Aim of the task: Reproduce all the lines exactly as they stand, apart from the pictures.

·····

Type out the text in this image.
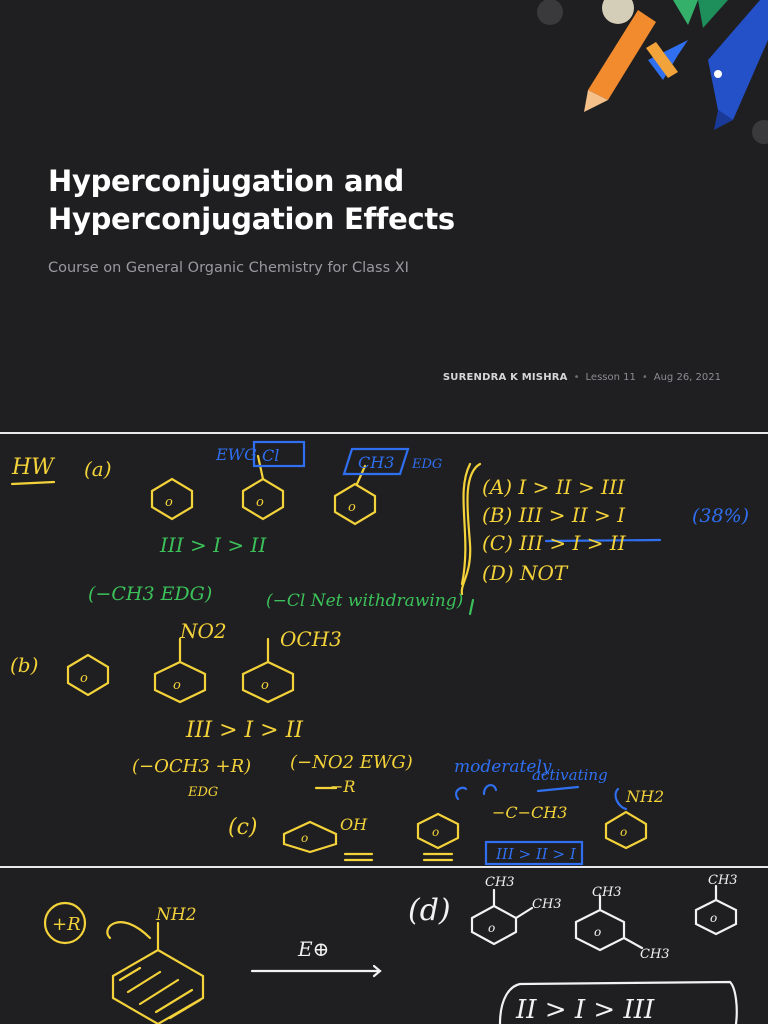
Hyperconjugation and
Hyperconjugation Effects
Course on General Organic Chemistry for Class XI
SURENDRA K MISHRA • Lesson 11 • Aug 26, 2021
HW (a)
o	o	o
(A) I > II > III
(B) III > II > I
(C) III > I > II
(D) NOT
(b)
o	o	o
NO2	OCH3
III > I > II
(−OCH3 +R)
EDG
(−NO2 EWG)
−R
(c)	o
OH	o
−C−CH3
o
NH2
EWG Cl	CH3 EDG
(38%)
moderately
activating
III > II > I
III > I > II
(−CH3 EDG)	(−Cl Net withdrawing)
+R	NH2
E⊕
(d)
CH3
CH3
CH3
CH3
CH3
o	o
o
II > I > III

·····

Result below:
Type out the text in this image.
Hyperconjugation and
Hyperconjugation Effects
Course on General Organic Chemistry for Class XI
SURENDRA K MISHRA • Lesson 11 • Aug 26, 2021
HW (a)
o	o	o
(A) I > II > III
(B) III > II > I
(C) III > I > II
(D) NOT
(b)
o	o	o
NO2	OCH3
III > I > II
(−OCH3 +R)
EDG
(−NO2 EWG)
−R
(c)	o
OH	o
−C−CH3
o
NH2
EWG Cl	CH3 EDG
(38%)
moderately
activating
III > II > I
III > I > II
(−CH3 EDG)	(−Cl Net withdrawing)
+R	NH2
E⊕
(d)
CH3
CH3
CH3
CH3
CH3
o	o
o
II > I > III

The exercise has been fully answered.